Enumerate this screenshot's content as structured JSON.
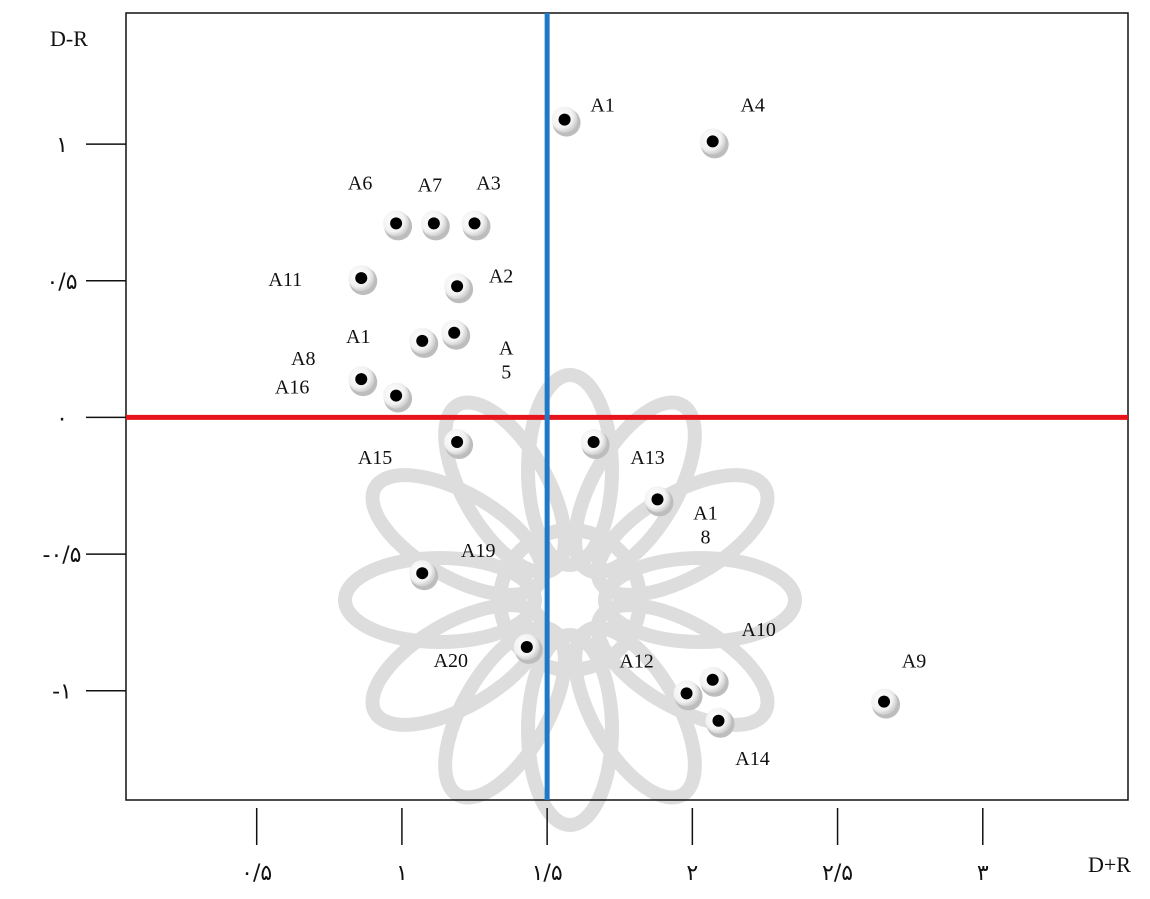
{
  "chart_data": {
    "type": "scatter",
    "xlabel": "D+R",
    "ylabel": "D-R",
    "xlim": [
      0.05,
      3.5
    ],
    "ylim": [
      -1.4,
      1.48
    ],
    "x_ticks": [
      {
        "value": 0.5,
        "label": "۰/۵"
      },
      {
        "value": 1.0,
        "label": "۱"
      },
      {
        "value": 1.5,
        "label": "۱/۵"
      },
      {
        "value": 2.0,
        "label": "۲"
      },
      {
        "value": 2.5,
        "label": "۲/۵"
      },
      {
        "value": 3.0,
        "label": "۳"
      }
    ],
    "y_ticks": [
      {
        "value": 1.0,
        "label": "۱"
      },
      {
        "value": 0.5,
        "label": "۰/۵"
      },
      {
        "value": 0.0,
        "label": "۰"
      },
      {
        "value": -0.5,
        "label": "-۰/۵"
      },
      {
        "value": -1.0,
        "label": "-۱"
      }
    ],
    "reference_lines": {
      "vertical": {
        "x": 1.5,
        "color": "#1f78c8"
      },
      "horizontal": {
        "y": 0.0,
        "color": "#e8141c"
      }
    },
    "points": [
      {
        "x": 1.56,
        "y": 1.09,
        "label_lines": [
          "A1"
        ]
      },
      {
        "x": 2.07,
        "y": 1.01,
        "label_lines": [
          "A4"
        ]
      },
      {
        "x": 0.98,
        "y": 0.71,
        "label_lines": [
          "A6"
        ]
      },
      {
        "x": 1.11,
        "y": 0.71,
        "label_lines": [
          "A7"
        ]
      },
      {
        "x": 1.25,
        "y": 0.71,
        "label_lines": [
          "A3"
        ]
      },
      {
        "x": 0.86,
        "y": 0.51,
        "label_lines": [
          "A11"
        ]
      },
      {
        "x": 1.19,
        "y": 0.48,
        "label_lines": [
          "A2"
        ]
      },
      {
        "x": 1.18,
        "y": 0.31,
        "label_lines": [
          "A",
          "5"
        ]
      },
      {
        "x": 1.07,
        "y": 0.28,
        "label_lines": [
          "A1"
        ]
      },
      {
        "x": 0.86,
        "y": 0.14,
        "label_lines": [
          "A8"
        ]
      },
      {
        "x": 0.98,
        "y": 0.08,
        "label_lines": [
          "A16"
        ]
      },
      {
        "x": 1.19,
        "y": -0.09,
        "label_lines": [
          "A15"
        ]
      },
      {
        "x": 1.66,
        "y": -0.09,
        "label_lines": [
          "A13"
        ]
      },
      {
        "x": 1.88,
        "y": -0.3,
        "label_lines": [
          "A1",
          "8"
        ]
      },
      {
        "x": 1.07,
        "y": -0.57,
        "label_lines": [
          "A19"
        ]
      },
      {
        "x": 1.43,
        "y": -0.84,
        "label_lines": [
          "A20"
        ]
      },
      {
        "x": 2.07,
        "y": -0.96,
        "label_lines": [
          "A10"
        ]
      },
      {
        "x": 1.98,
        "y": -1.01,
        "label_lines": [
          "A12"
        ]
      },
      {
        "x": 2.09,
        "y": -1.11,
        "label_lines": [
          "A14"
        ]
      },
      {
        "x": 2.66,
        "y": -1.04,
        "label_lines": [
          "A9"
        ]
      }
    ]
  }
}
-------
Task:
Return all lines containing "value".

Result of the exercise:
        "value": 0.5,
        "value": 1.0,
        "value": 1.5,
        "value": 2.0,
        "value": 2.5,
        "value": 3.0,
        "value": 1.0,
        "value": 0.5,
        "value": 0.0,
        "value": -0.5,
        "value": -1.0,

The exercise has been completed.